● **What this task involves**
Leave out the pictures and copy every record exactly.

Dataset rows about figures
——————————

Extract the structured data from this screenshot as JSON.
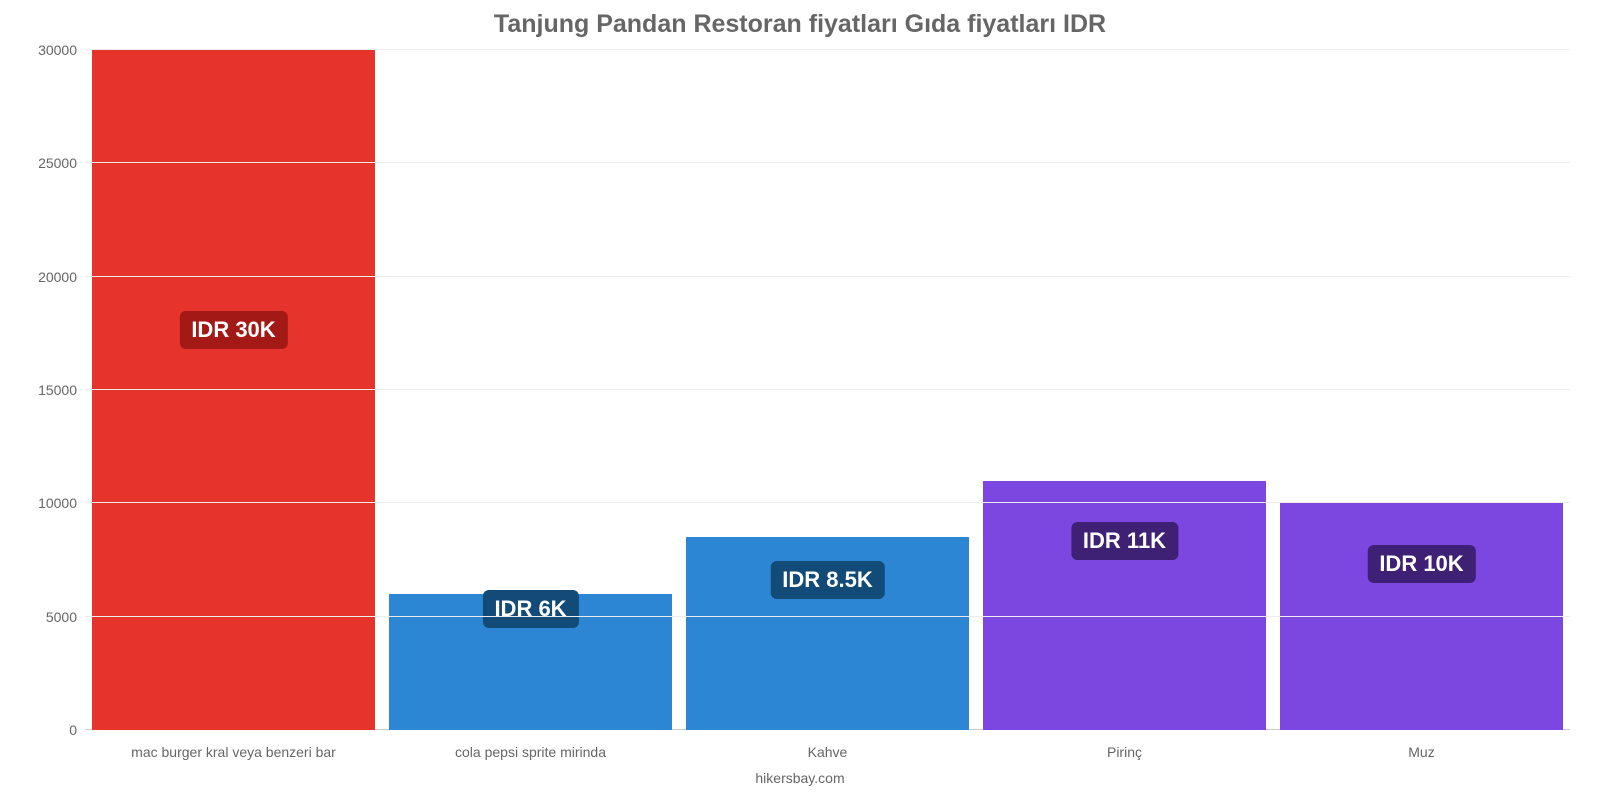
{
  "chart": {
    "type": "bar",
    "title_text": "Tanjung Pandan Restoran fiyatları Gıda fiyatları IDR",
    "title_color": "#666666",
    "title_fontsize": 25,
    "footer_text": "hikersbay.com",
    "footer_color": "#666666",
    "background_color": "#ffffff",
    "grid_color": "#ececec",
    "axis_label_color": "#666666",
    "axis_fontsize": 14,
    "y": {
      "min": 0,
      "max": 30000,
      "ticks": [
        0,
        5000,
        10000,
        15000,
        20000,
        25000,
        30000
      ],
      "tick_labels": [
        "0",
        "5000",
        "10000",
        "15000",
        "20000",
        "25000",
        "30000"
      ]
    },
    "bar_width_pct": 95,
    "bar_offset_pct": 2.5,
    "bars": [
      {
        "category": "mac burger kral veya benzeri bar",
        "value": 30000,
        "color": "#e6332c",
        "label_text": "IDR 30K",
        "label_bg": "#a31916",
        "label_pos_value": 16800
      },
      {
        "category": "cola pepsi sprite mirinda",
        "value": 6000,
        "color": "#2d86d3",
        "label_text": "IDR 6K",
        "label_bg": "#124a78",
        "label_pos_value": 4500
      },
      {
        "category": "Kahve",
        "value": 8500,
        "color": "#2d86d3",
        "label_text": "IDR 8.5K",
        "label_bg": "#124a78",
        "label_pos_value": 5800
      },
      {
        "category": "Pirinç",
        "value": 11000,
        "color": "#7c46e0",
        "label_text": "IDR 11K",
        "label_bg": "#3e2075",
        "label_pos_value": 7500
      },
      {
        "category": "Muz",
        "value": 10000,
        "color": "#7c46e0",
        "label_text": "IDR 10K",
        "label_bg": "#3e2075",
        "label_pos_value": 6500
      }
    ]
  }
}
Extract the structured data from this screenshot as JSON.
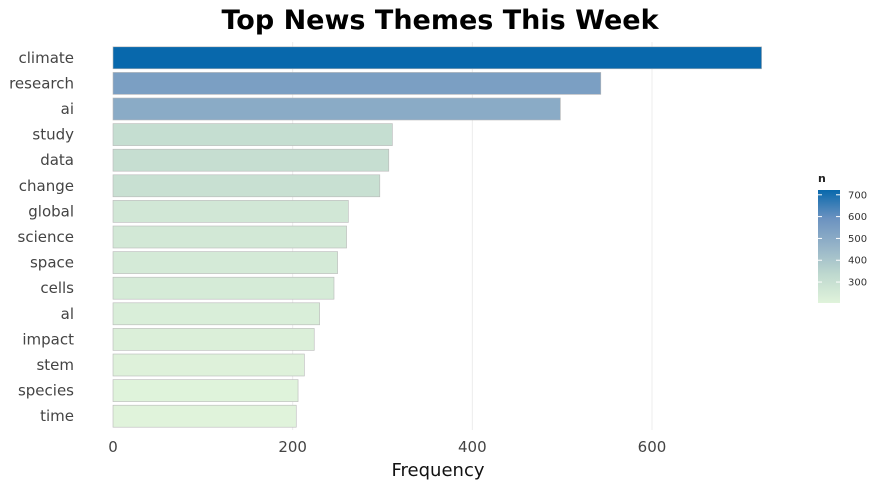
{
  "chart_data": {
    "type": "bar",
    "orientation": "horizontal",
    "title": "Top News Themes This Week",
    "xlabel": "Frequency",
    "ylabel": "",
    "xlim": [
      0,
      720
    ],
    "xticks": [
      0,
      200,
      400,
      600
    ],
    "grid": true,
    "categories": [
      "climate",
      "research",
      "ai",
      "study",
      "data",
      "change",
      "global",
      "science",
      "space",
      "cells",
      "al",
      "impact",
      "stem",
      "species",
      "time"
    ],
    "values": [
      722,
      543,
      498,
      311,
      307,
      297,
      262,
      260,
      250,
      246,
      230,
      224,
      213,
      206,
      204
    ],
    "legend": {
      "title": "n",
      "placement": "right",
      "ticks": [
        300,
        400,
        500,
        600,
        700
      ],
      "range": [
        204,
        722
      ],
      "colors": [
        "#e0f3db",
        "#bfd9cf",
        "#96b4c8",
        "#6b92c0",
        "#0868ac"
      ]
    }
  }
}
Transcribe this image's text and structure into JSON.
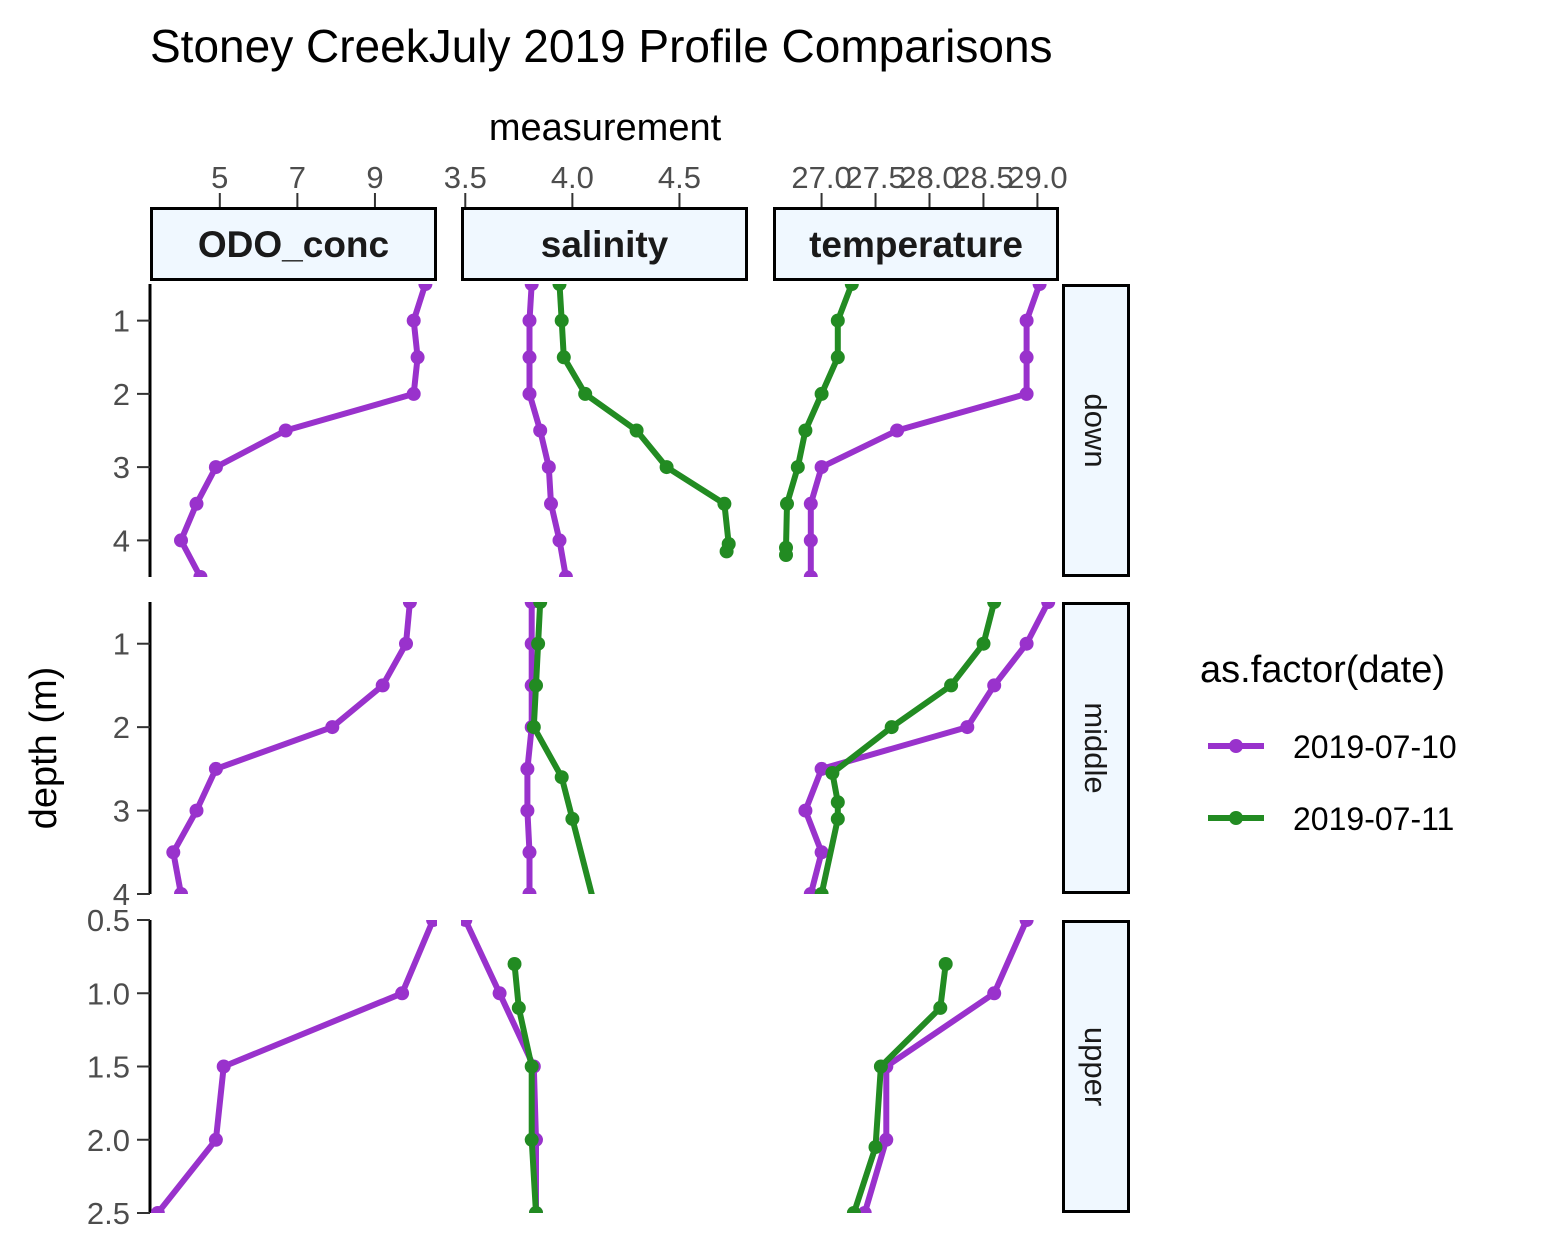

——————————

● **Answer for the task**
Extract the structured data from this screenshot as JSON.
{
  "chart": {
    "type": "bar",
    "title_text": "Tanjung Pandan Restoran fiyatları Gıda fiyatları IDR",
    "title_color": "#666666",
    "title_fontsize": 25,
    "footer_text": "hikersbay.com",
    "footer_color": "#666666",
    "background_color": "#ffffff",
    "grid_color": "#ececec",
    "axis_label_color": "#666666",
    "axis_fontsize": 14,
    "y": {
      "min": 0,
      "max": 30000,
      "ticks": [
        0,
        5000,
        10000,
        15000,
        20000,
        25000,
        30000
      ],
      "tick_labels": [
        "0",
        "5000",
        "10000",
        "15000",
        "20000",
        "25000",
        "30000"
      ]
    },
    "bar_width_pct": 95,
    "bar_offset_pct": 2.5,
    "bars": [
      {
        "category": "mac burger kral veya benzeri bar",
        "value": 30000,
        "color": "#e6332c",
        "label_text": "IDR 30K",
        "label_bg": "#a31916",
        "label_pos_value": 16800
      },
      {
        "category": "cola pepsi sprite mirinda",
        "value": 6000,
        "color": "#2d86d3",
        "label_text": "IDR 6K",
        "label_bg": "#124a78",
        "label_pos_value": 4500
      },
      {
        "category": "Kahve",
        "value": 8500,
        "color": "#2d86d3",
        "label_text": "IDR 8.5K",
        "label_bg": "#124a78",
        "label_pos_value": 5800
      },
      {
        "category": "Pirinç",
        "value": 11000,
        "color": "#7c46e0",
        "label_text": "IDR 11K",
        "label_bg": "#3e2075",
        "label_pos_value": 7500
      },
      {
        "category": "Muz",
        "value": 10000,
        "color": "#7c46e0",
        "label_text": "IDR 10K",
        "label_bg": "#3e2075",
        "label_pos_value": 6500
      }
    ]
  }
}
Extract the structured data from this screenshot as JSON.
{
  "chart_data": {
    "type": "bar",
    "orientation": "horizontal",
    "title": "Top News Themes This Week",
    "xlabel": "Frequency",
    "ylabel": "",
    "xlim": [
      0,
      720
    ],
    "xticks": [
      0,
      200,
      400,
      600
    ],
    "grid": true,
    "categories": [
      "climate",
      "research",
      "ai",
      "study",
      "data",
      "change",
      "global",
      "science",
      "space",
      "cells",
      "al",
      "impact",
      "stem",
      "species",
      "time"
    ],
    "values": [
      722,
      543,
      498,
      311,
      307,
      297,
      262,
      260,
      250,
      246,
      230,
      224,
      213,
      206,
      204
    ],
    "legend": {
      "title": "n",
      "placement": "right",
      "ticks": [
        300,
        400,
        500,
        600,
        700
      ],
      "range": [
        204,
        722
      ],
      "colors": [
        "#e0f3db",
        "#bfd9cf",
        "#96b4c8",
        "#6b92c0",
        "#0868ac"
      ]
    }
  }
}
Transcribe this image's text and structure into JSON.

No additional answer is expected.